### DATASET RECORDS

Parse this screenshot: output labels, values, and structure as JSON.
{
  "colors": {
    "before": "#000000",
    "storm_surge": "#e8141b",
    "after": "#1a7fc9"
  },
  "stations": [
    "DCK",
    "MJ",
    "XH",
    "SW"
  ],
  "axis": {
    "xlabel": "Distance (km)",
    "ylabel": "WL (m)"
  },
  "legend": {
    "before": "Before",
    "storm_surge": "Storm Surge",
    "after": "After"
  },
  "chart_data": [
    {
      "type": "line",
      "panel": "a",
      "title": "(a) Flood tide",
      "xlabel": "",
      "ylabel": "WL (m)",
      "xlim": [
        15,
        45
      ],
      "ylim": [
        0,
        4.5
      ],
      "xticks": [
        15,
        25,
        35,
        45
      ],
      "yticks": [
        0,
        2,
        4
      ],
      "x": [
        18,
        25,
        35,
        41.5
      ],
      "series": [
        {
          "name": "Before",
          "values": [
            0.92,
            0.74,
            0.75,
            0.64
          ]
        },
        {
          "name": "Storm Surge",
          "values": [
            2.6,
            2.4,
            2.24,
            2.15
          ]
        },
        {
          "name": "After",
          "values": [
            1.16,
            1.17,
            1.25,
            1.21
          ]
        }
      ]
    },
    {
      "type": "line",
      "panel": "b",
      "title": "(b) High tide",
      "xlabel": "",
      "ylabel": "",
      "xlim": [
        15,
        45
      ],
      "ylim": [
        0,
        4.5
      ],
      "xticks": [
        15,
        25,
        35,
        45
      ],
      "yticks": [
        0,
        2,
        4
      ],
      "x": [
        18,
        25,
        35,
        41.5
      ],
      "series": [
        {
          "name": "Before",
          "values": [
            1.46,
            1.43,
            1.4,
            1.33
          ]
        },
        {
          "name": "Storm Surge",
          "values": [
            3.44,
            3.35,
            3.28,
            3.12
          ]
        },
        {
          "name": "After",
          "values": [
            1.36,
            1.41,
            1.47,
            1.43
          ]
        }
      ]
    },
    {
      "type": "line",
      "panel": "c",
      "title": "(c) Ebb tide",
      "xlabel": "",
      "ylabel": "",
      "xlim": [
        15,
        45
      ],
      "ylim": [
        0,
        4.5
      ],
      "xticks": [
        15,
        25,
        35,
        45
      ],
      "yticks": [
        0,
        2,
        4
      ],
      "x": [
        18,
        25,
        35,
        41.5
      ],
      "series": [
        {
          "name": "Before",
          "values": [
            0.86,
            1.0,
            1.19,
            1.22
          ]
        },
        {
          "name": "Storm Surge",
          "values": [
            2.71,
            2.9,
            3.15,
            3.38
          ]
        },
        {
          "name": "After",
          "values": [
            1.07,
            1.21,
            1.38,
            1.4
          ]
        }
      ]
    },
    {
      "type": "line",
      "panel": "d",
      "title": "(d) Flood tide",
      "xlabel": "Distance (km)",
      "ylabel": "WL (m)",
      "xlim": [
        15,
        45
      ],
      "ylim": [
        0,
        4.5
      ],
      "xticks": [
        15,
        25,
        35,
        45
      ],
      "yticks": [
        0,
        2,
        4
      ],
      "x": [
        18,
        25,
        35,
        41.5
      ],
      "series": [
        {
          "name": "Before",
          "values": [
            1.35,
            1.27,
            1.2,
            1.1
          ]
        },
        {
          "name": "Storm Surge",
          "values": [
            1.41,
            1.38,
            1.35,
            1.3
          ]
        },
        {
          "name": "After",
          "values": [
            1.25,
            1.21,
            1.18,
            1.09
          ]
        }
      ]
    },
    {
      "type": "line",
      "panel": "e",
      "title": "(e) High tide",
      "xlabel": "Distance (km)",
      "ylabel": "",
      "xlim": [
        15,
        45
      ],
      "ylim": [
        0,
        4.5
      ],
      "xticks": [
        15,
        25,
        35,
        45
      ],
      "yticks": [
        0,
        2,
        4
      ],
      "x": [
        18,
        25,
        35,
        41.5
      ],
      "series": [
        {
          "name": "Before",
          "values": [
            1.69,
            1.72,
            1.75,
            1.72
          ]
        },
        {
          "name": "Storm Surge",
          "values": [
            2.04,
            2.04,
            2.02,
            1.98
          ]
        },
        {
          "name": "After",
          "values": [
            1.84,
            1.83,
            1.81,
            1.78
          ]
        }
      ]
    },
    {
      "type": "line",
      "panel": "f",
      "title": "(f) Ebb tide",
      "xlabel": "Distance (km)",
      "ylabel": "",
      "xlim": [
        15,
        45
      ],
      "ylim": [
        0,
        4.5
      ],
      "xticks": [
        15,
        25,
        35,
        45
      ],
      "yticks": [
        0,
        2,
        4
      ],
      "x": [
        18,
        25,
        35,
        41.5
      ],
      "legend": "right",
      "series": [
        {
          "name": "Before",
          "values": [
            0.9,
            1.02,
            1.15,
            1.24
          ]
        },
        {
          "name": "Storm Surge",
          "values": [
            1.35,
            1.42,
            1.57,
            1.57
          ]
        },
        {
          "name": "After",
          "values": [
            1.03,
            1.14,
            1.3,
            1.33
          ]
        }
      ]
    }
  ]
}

### WHAT YOU SHOULD DO
Make an exact copy of the records.

### COMPLETE ANSWER
Parse this screenshot: output labels, values, and structure as JSON.
{
  "colors": {
    "before": "#000000",
    "storm_surge": "#e8141b",
    "after": "#1a7fc9"
  },
  "stations": [
    "DCK",
    "MJ",
    "XH",
    "SW"
  ],
  "axis": {
    "xlabel": "Distance (km)",
    "ylabel": "WL (m)"
  },
  "legend": {
    "before": "Before",
    "storm_surge": "Storm Surge",
    "after": "After"
  },
  "chart_data": [
    {
      "type": "line",
      "panel": "a",
      "title": "(a) Flood tide",
      "xlabel": "",
      "ylabel": "WL (m)",
      "xlim": [
        15,
        45
      ],
      "ylim": [
        0,
        4.5
      ],
      "xticks": [
        15,
        25,
        35,
        45
      ],
      "yticks": [
        0,
        2,
        4
      ],
      "x": [
        18,
        25,
        35,
        41.5
      ],
      "series": [
        {
          "name": "Before",
          "values": [
            0.92,
            0.74,
            0.75,
            0.64
          ]
        },
        {
          "name": "Storm Surge",
          "values": [
            2.6,
            2.4,
            2.24,
            2.15
          ]
        },
        {
          "name": "After",
          "values": [
            1.16,
            1.17,
            1.25,
            1.21
          ]
        }
      ]
    },
    {
      "type": "line",
      "panel": "b",
      "title": "(b) High tide",
      "xlabel": "",
      "ylabel": "",
      "xlim": [
        15,
        45
      ],
      "ylim": [
        0,
        4.5
      ],
      "xticks": [
        15,
        25,
        35,
        45
      ],
      "yticks": [
        0,
        2,
        4
      ],
      "x": [
        18,
        25,
        35,
        41.5
      ],
      "series": [
        {
          "name": "Before",
          "values": [
            1.46,
            1.43,
            1.4,
            1.33
          ]
        },
        {
          "name": "Storm Surge",
          "values": [
            3.44,
            3.35,
            3.28,
            3.12
          ]
        },
        {
          "name": "After",
          "values": [
            1.36,
            1.41,
            1.47,
            1.43
          ]
        }
      ]
    },
    {
      "type": "line",
      "panel": "c",
      "title": "(c) Ebb tide",
      "xlabel": "",
      "ylabel": "",
      "xlim": [
        15,
        45
      ],
      "ylim": [
        0,
        4.5
      ],
      "xticks": [
        15,
        25,
        35,
        45
      ],
      "yticks": [
        0,
        2,
        4
      ],
      "x": [
        18,
        25,
        35,
        41.5
      ],
      "series": [
        {
          "name": "Before",
          "values": [
            0.86,
            1.0,
            1.19,
            1.22
          ]
        },
        {
          "name": "Storm Surge",
          "values": [
            2.71,
            2.9,
            3.15,
            3.38
          ]
        },
        {
          "name": "After",
          "values": [
            1.07,
            1.21,
            1.38,
            1.4
          ]
        }
      ]
    },
    {
      "type": "line",
      "panel": "d",
      "title": "(d) Flood tide",
      "xlabel": "Distance (km)",
      "ylabel": "WL (m)",
      "xlim": [
        15,
        45
      ],
      "ylim": [
        0,
        4.5
      ],
      "xticks": [
        15,
        25,
        35,
        45
      ],
      "yticks": [
        0,
        2,
        4
      ],
      "x": [
        18,
        25,
        35,
        41.5
      ],
      "series": [
        {
          "name": "Before",
          "values": [
            1.35,
            1.27,
            1.2,
            1.1
          ]
        },
        {
          "name": "Storm Surge",
          "values": [
            1.41,
            1.38,
            1.35,
            1.3
          ]
        },
        {
          "name": "After",
          "values": [
            1.25,
            1.21,
            1.18,
            1.09
          ]
        }
      ]
    },
    {
      "type": "line",
      "panel": "e",
      "title": "(e) High tide",
      "xlabel": "Distance (km)",
      "ylabel": "",
      "xlim": [
        15,
        45
      ],
      "ylim": [
        0,
        4.5
      ],
      "xticks": [
        15,
        25,
        35,
        45
      ],
      "yticks": [
        0,
        2,
        4
      ],
      "x": [
        18,
        25,
        35,
        41.5
      ],
      "series": [
        {
          "name": "Before",
          "values": [
            1.69,
            1.72,
            1.75,
            1.72
          ]
        },
        {
          "name": "Storm Surge",
          "values": [
            2.04,
            2.04,
            2.02,
            1.98
          ]
        },
        {
          "name": "After",
          "values": [
            1.84,
            1.83,
            1.81,
            1.78
          ]
        }
      ]
    },
    {
      "type": "line",
      "panel": "f",
      "title": "(f) Ebb tide",
      "xlabel": "Distance (km)",
      "ylabel": "",
      "xlim": [
        15,
        45
      ],
      "ylim": [
        0,
        4.5
      ],
      "xticks": [
        15,
        25,
        35,
        45
      ],
      "yticks": [
        0,
        2,
        4
      ],
      "x": [
        18,
        25,
        35,
        41.5
      ],
      "legend": "right",
      "series": [
        {
          "name": "Before",
          "values": [
            0.9,
            1.02,
            1.15,
            1.24
          ]
        },
        {
          "name": "Storm Surge",
          "values": [
            1.35,
            1.42,
            1.57,
            1.57
          ]
        },
        {
          "name": "After",
          "values": [
            1.03,
            1.14,
            1.3,
            1.33
          ]
        }
      ]
    }
  ]
}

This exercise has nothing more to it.